◆ **To be done**: Pictures should be excluded; otherwise, copy every entry exactly.

::: Recorded information :::

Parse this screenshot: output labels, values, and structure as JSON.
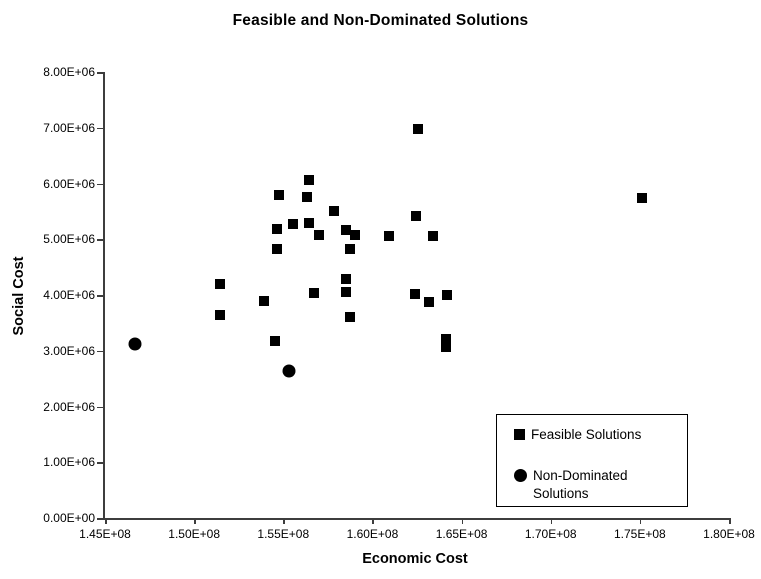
{
  "title": "Feasible and Non-Dominated Solutions",
  "colors": {
    "marker": "#000000",
    "axis": "#3d3d3d",
    "background": "#ffffff",
    "text": "#000000"
  },
  "chart_data": {
    "type": "scatter",
    "title": "Feasible and Non-Dominated Solutions",
    "xlabel": "Economic Cost",
    "ylabel": "Social Cost",
    "xlim": [
      145000000,
      180000000
    ],
    "ylim": [
      0,
      8000000
    ],
    "grid": false,
    "legend_position": "inside-bottom-right",
    "x_ticks": [
      "1.45E+08",
      "1.50E+08",
      "1.55E+08",
      "1.60E+08",
      "1.65E+08",
      "1.70E+08",
      "1.75E+08",
      "1.80E+08"
    ],
    "x_tick_values": [
      145000000,
      150000000,
      155000000,
      160000000,
      165000000,
      170000000,
      175000000,
      180000000
    ],
    "y_ticks": [
      "0.00E+00",
      "1.00E+06",
      "2.00E+06",
      "3.00E+06",
      "4.00E+06",
      "5.00E+06",
      "6.00E+06",
      "7.00E+06",
      "8.00E+06"
    ],
    "y_tick_values": [
      0,
      1000000,
      2000000,
      3000000,
      4000000,
      5000000,
      6000000,
      7000000,
      8000000
    ],
    "series": [
      {
        "name": "Feasible Solutions",
        "marker": "square",
        "color": "#000000",
        "points": [
          [
            156450000,
            6070000
          ],
          [
            154740000,
            5800000
          ],
          [
            156320000,
            5750000
          ],
          [
            157870000,
            5500000
          ],
          [
            155540000,
            5270000
          ],
          [
            156420000,
            5300000
          ],
          [
            154640000,
            5180000
          ],
          [
            156980000,
            5080000
          ],
          [
            158530000,
            5170000
          ],
          [
            159000000,
            5070000
          ],
          [
            154640000,
            4820000
          ],
          [
            158750000,
            4820000
          ],
          [
            160940000,
            5060000
          ],
          [
            163390000,
            5050000
          ],
          [
            162450000,
            5410000
          ],
          [
            162550000,
            6970000
          ],
          [
            175100000,
            5740000
          ],
          [
            151430000,
            4200000
          ],
          [
            151430000,
            3650000
          ],
          [
            153900000,
            3890000
          ],
          [
            154510000,
            3180000
          ],
          [
            156710000,
            4030000
          ],
          [
            158510000,
            4280000
          ],
          [
            158510000,
            4060000
          ],
          [
            162360000,
            4020000
          ],
          [
            163200000,
            3870000
          ],
          [
            164170000,
            4000000
          ],
          [
            164110000,
            3210000
          ],
          [
            164110000,
            3060000
          ],
          [
            158770000,
            3600000
          ]
        ]
      },
      {
        "name": "Non-Dominated Solutions",
        "marker": "circle",
        "color": "#000000",
        "points": [
          [
            146680000,
            3120000
          ],
          [
            155300000,
            2640000
          ]
        ]
      }
    ]
  }
}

:::

◆ **Answer to this exercise**:
Parse this screenshot: output labels, values, and structure as JSON.
{
  "title": "Feasible and Non-Dominated Solutions",
  "colors": {
    "marker": "#000000",
    "axis": "#3d3d3d",
    "background": "#ffffff",
    "text": "#000000"
  },
  "chart_data": {
    "type": "scatter",
    "title": "Feasible and Non-Dominated Solutions",
    "xlabel": "Economic Cost",
    "ylabel": "Social Cost",
    "xlim": [
      145000000,
      180000000
    ],
    "ylim": [
      0,
      8000000
    ],
    "grid": false,
    "legend_position": "inside-bottom-right",
    "x_ticks": [
      "1.45E+08",
      "1.50E+08",
      "1.55E+08",
      "1.60E+08",
      "1.65E+08",
      "1.70E+08",
      "1.75E+08",
      "1.80E+08"
    ],
    "x_tick_values": [
      145000000,
      150000000,
      155000000,
      160000000,
      165000000,
      170000000,
      175000000,
      180000000
    ],
    "y_ticks": [
      "0.00E+00",
      "1.00E+06",
      "2.00E+06",
      "3.00E+06",
      "4.00E+06",
      "5.00E+06",
      "6.00E+06",
      "7.00E+06",
      "8.00E+06"
    ],
    "y_tick_values": [
      0,
      1000000,
      2000000,
      3000000,
      4000000,
      5000000,
      6000000,
      7000000,
      8000000
    ],
    "series": [
      {
        "name": "Feasible Solutions",
        "marker": "square",
        "color": "#000000",
        "points": [
          [
            156450000,
            6070000
          ],
          [
            154740000,
            5800000
          ],
          [
            156320000,
            5750000
          ],
          [
            157870000,
            5500000
          ],
          [
            155540000,
            5270000
          ],
          [
            156420000,
            5300000
          ],
          [
            154640000,
            5180000
          ],
          [
            156980000,
            5080000
          ],
          [
            158530000,
            5170000
          ],
          [
            159000000,
            5070000
          ],
          [
            154640000,
            4820000
          ],
          [
            158750000,
            4820000
          ],
          [
            160940000,
            5060000
          ],
          [
            163390000,
            5050000
          ],
          [
            162450000,
            5410000
          ],
          [
            162550000,
            6970000
          ],
          [
            175100000,
            5740000
          ],
          [
            151430000,
            4200000
          ],
          [
            151430000,
            3650000
          ],
          [
            153900000,
            3890000
          ],
          [
            154510000,
            3180000
          ],
          [
            156710000,
            4030000
          ],
          [
            158510000,
            4280000
          ],
          [
            158510000,
            4060000
          ],
          [
            162360000,
            4020000
          ],
          [
            163200000,
            3870000
          ],
          [
            164170000,
            4000000
          ],
          [
            164110000,
            3210000
          ],
          [
            164110000,
            3060000
          ],
          [
            158770000,
            3600000
          ]
        ]
      },
      {
        "name": "Non-Dominated Solutions",
        "marker": "circle",
        "color": "#000000",
        "points": [
          [
            146680000,
            3120000
          ],
          [
            155300000,
            2640000
          ]
        ]
      }
    ]
  }
}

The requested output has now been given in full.